→ Instructions to follow:
Update the rows below by changing each "training-count" to "question-count" and leaving everything else unchanged. Omit the pictures from your answer.

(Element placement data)
++++++++++

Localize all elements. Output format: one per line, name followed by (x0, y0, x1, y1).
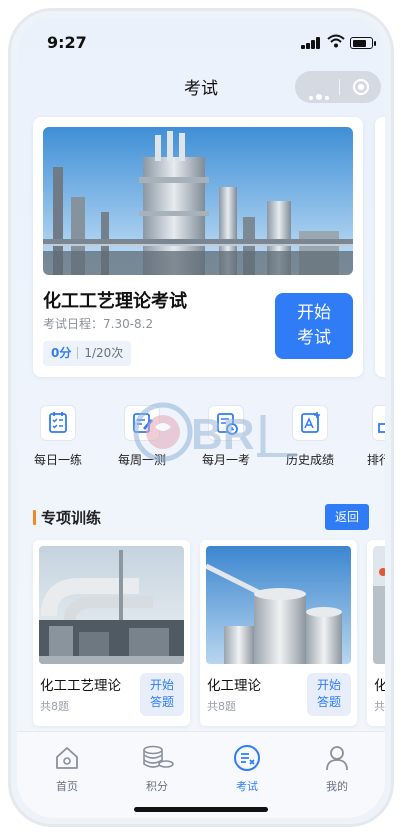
shortcut-weekly[interactable]: 每周一测 (107, 405, 177, 468)
start-exam-label-1: 开始 (297, 303, 331, 323)
exam-card[interactable]: 化 考 0 (375, 117, 385, 377)
training-cover-image (373, 546, 385, 664)
shortcut-history[interactable]: 历史成绩 (275, 405, 345, 468)
start-answer-label-2: 答题 (149, 695, 174, 709)
coins-icon (143, 745, 174, 768)
more-icon[interactable] (309, 85, 332, 104)
tab-label: 我的 (326, 780, 348, 793)
miniprogram-capsule[interactable] (295, 71, 381, 103)
section-title: 专项训练 (33, 507, 101, 528)
shortcut-label: 每月一考 (201, 453, 250, 467)
back-button[interactable]: 返回 (325, 504, 369, 530)
training-card[interactable]: 化工理论 共8题 开始 答题 (200, 540, 357, 726)
wifi-icon (327, 34, 345, 48)
capsule-divider (339, 79, 340, 95)
battery-icon (350, 37, 376, 49)
signal-icon (301, 37, 321, 49)
tab-home[interactable]: 首页 (37, 744, 97, 794)
tab-label: 积分 (146, 780, 168, 793)
home-icon (56, 747, 78, 769)
start-answer-label-1: 开始 (149, 678, 174, 692)
training-title: 化工工艺理论 (40, 678, 121, 694)
training-card[interactable]: 化工工艺理论 共8题 开始 答题 (33, 540, 190, 726)
training-title: 化工 (374, 674, 385, 694)
start-answer-label-2: 答题 (316, 695, 341, 709)
tab-bar: 首页 积分 考试 我的 (17, 731, 385, 818)
training-count: 共8题 (207, 700, 236, 713)
start-exam-label-2: 考试 (297, 328, 331, 348)
user-icon (326, 746, 348, 771)
training-count: 共8题 (40, 700, 69, 713)
training-card[interactable]: 化工 共8 (367, 540, 385, 726)
start-answer-button[interactable]: 开始 答题 (307, 673, 351, 716)
shortcut-label: 每日一练 (33, 453, 82, 467)
home-indicator (134, 807, 268, 812)
shortcut-monthly[interactable]: 每月一考 (191, 405, 261, 468)
shortcut-ranking[interactable]: 排行 (355, 405, 385, 468)
start-exam-button[interactable]: 开始 考试 (275, 293, 353, 359)
tab-mine[interactable]: 我的 (307, 744, 367, 794)
checklist-icon (40, 405, 76, 441)
stats-divider (77, 347, 79, 359)
training-title: 化工理论 (207, 678, 261, 694)
start-answer-button[interactable]: 开始 答题 (140, 673, 184, 716)
exam-score: 0分 (51, 346, 72, 360)
tab-label: 首页 (56, 780, 78, 793)
status-bar: 9:27 (17, 31, 385, 55)
phone-frame: 9:27 考试 化工工艺理论考试 考试日程：7.30-8.2 0分 1/20次 … (8, 8, 394, 827)
tab-label: 考试 (236, 780, 258, 793)
exam-cover-image (43, 127, 353, 275)
training-count: 共8 (374, 700, 385, 713)
edit-icon (124, 405, 160, 441)
shortcut-daily[interactable]: 每日一练 (23, 405, 93, 468)
status-time: 9:27 (47, 33, 87, 52)
exam-icon (234, 745, 260, 771)
shortcut-label: 历史成绩 (285, 453, 334, 467)
exam-card[interactable]: 化工工艺理论考试 考试日程：7.30-8.2 0分 1/20次 开始 考试 (33, 117, 363, 377)
exam-stats: 0分 1/20次 (43, 341, 132, 366)
shortcut-label: 每周一测 (117, 453, 166, 467)
tab-points[interactable]: 积分 (127, 744, 187, 794)
training-cover-image (39, 546, 184, 664)
document-clock-icon (208, 405, 244, 441)
exam-schedule: 考试日程：7.30-8.2 (43, 317, 154, 331)
tab-exam[interactable]: 考试 (217, 744, 277, 794)
exam-title: 化工工艺理论考试 (43, 291, 187, 312)
shortcut-label: 排行 (367, 453, 385, 467)
training-cover-image (206, 546, 351, 664)
screen: 9:27 考试 化工工艺理论考试 考试日程：7.30-8.2 0分 1/20次 … (17, 17, 385, 818)
close-target-icon[interactable] (353, 79, 369, 95)
podium-icon (372, 405, 385, 441)
start-answer-label-1: 开始 (316, 678, 341, 692)
document-add-icon (292, 405, 328, 441)
exam-attempts: 1/20次 (84, 346, 124, 360)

++++++++++

→ The answer:
Localize all elements. Output format: one per line, name followed by (x0, y0, x1, y1).
shortcut-weekly[interactable]: 每周一测 (107, 405, 177, 468)
start-exam-label-1: 开始 (297, 303, 331, 323)
exam-card[interactable]: 化 考 0 (375, 117, 385, 377)
training-cover-image (373, 546, 385, 664)
shortcut-history[interactable]: 历史成绩 (275, 405, 345, 468)
start-answer-label-2: 答题 (149, 695, 174, 709)
coins-icon (143, 745, 174, 768)
more-icon[interactable] (309, 85, 332, 104)
tab-label: 我的 (326, 780, 348, 793)
miniprogram-capsule[interactable] (295, 71, 381, 103)
section-title: 专项训练 (33, 507, 101, 528)
shortcut-label: 每月一考 (201, 453, 250, 467)
back-button[interactable]: 返回 (325, 504, 369, 530)
training-card[interactable]: 化工理论 共8题 开始 答题 (200, 540, 357, 726)
wifi-icon (327, 34, 345, 48)
capsule-divider (339, 79, 340, 95)
battery-icon (350, 37, 376, 49)
signal-icon (301, 37, 321, 49)
tab-home[interactable]: 首页 (37, 744, 97, 794)
tab-label: 积分 (146, 780, 168, 793)
home-icon (56, 747, 78, 769)
start-answer-label-1: 开始 (149, 678, 174, 692)
training-title: 化工工艺理论 (40, 678, 121, 694)
training-card[interactable]: 化工工艺理论 共8题 开始 答题 (33, 540, 190, 726)
training-title: 化工 (374, 674, 385, 694)
start-answer-label-2: 答题 (316, 695, 341, 709)
tab-bar: 首页 积分 考试 我的 (17, 731, 385, 818)
question-count: 共8题 (207, 700, 236, 713)
start-exam-label-2: 考试 (297, 328, 331, 348)
user-icon (326, 746, 348, 771)
question-count: 共8题 (40, 700, 69, 713)
training-card[interactable]: 化工 共8 (367, 540, 385, 726)
start-answer-button[interactable]: 开始 答题 (307, 673, 351, 716)
shortcut-label: 每日一练 (33, 453, 82, 467)
home-indicator (134, 807, 268, 812)
shortcut-monthly[interactable]: 每月一考 (191, 405, 261, 468)
shortcut-ranking[interactable]: 排行 (355, 405, 385, 468)
start-exam-button[interactable]: 开始 考试 (275, 293, 353, 359)
tab-mine[interactable]: 我的 (307, 744, 367, 794)
checklist-icon (40, 405, 76, 441)
stats-divider (77, 347, 79, 359)
training-title: 化工理论 (207, 678, 261, 694)
start-answer-button[interactable]: 开始 答题 (140, 673, 184, 716)
exam-score: 0分 (51, 346, 72, 360)
tab-label: 首页 (56, 780, 78, 793)
status-bar: 9:27 (17, 31, 385, 55)
phone-frame: 9:27 考试 化工工艺理论考试 考试日程：7.30-8.2 0分 1/20次 … (8, 8, 394, 827)
tab-label: 考试 (236, 780, 258, 793)
exam-cover-image (43, 127, 353, 275)
question-count: 共8 (374, 700, 385, 713)
edit-icon (124, 405, 160, 441)
shortcut-daily[interactable]: 每日一练 (23, 405, 93, 468)
status-time: 9:27 (47, 33, 87, 52)
exam-icon (234, 745, 260, 771)
shortcut-label: 历史成绩 (285, 453, 334, 467)
exam-card[interactable]: 化工工艺理论考试 考试日程：7.30-8.2 0分 1/20次 开始 考试 (33, 117, 363, 377)
exam-stats: 0分 1/20次 (43, 341, 132, 366)
shortcut-label: 每周一测 (117, 453, 166, 467)
tab-points[interactable]: 积分 (127, 744, 187, 794)
training-cover-image (39, 546, 184, 664)
document-clock-icon (208, 405, 244, 441)
exam-schedule: 考试日程：7.30-8.2 (43, 317, 154, 331)
tab-exam[interactable]: 考试 (217, 744, 277, 794)
exam-title: 化工工艺理论考试 (43, 291, 187, 312)
shortcut-label: 排行 (367, 453, 385, 467)
training-cover-image (206, 546, 351, 664)
screen: 9:27 考试 化工工艺理论考试 考试日程：7.30-8.2 0分 1/20次 … (17, 17, 385, 818)
close-target-icon[interactable] (353, 79, 369, 95)
podium-icon (372, 405, 385, 441)
start-answer-label-1: 开始 (316, 678, 341, 692)
document-add-icon (292, 405, 328, 441)
exam-attempts: 1/20次 (84, 346, 124, 360)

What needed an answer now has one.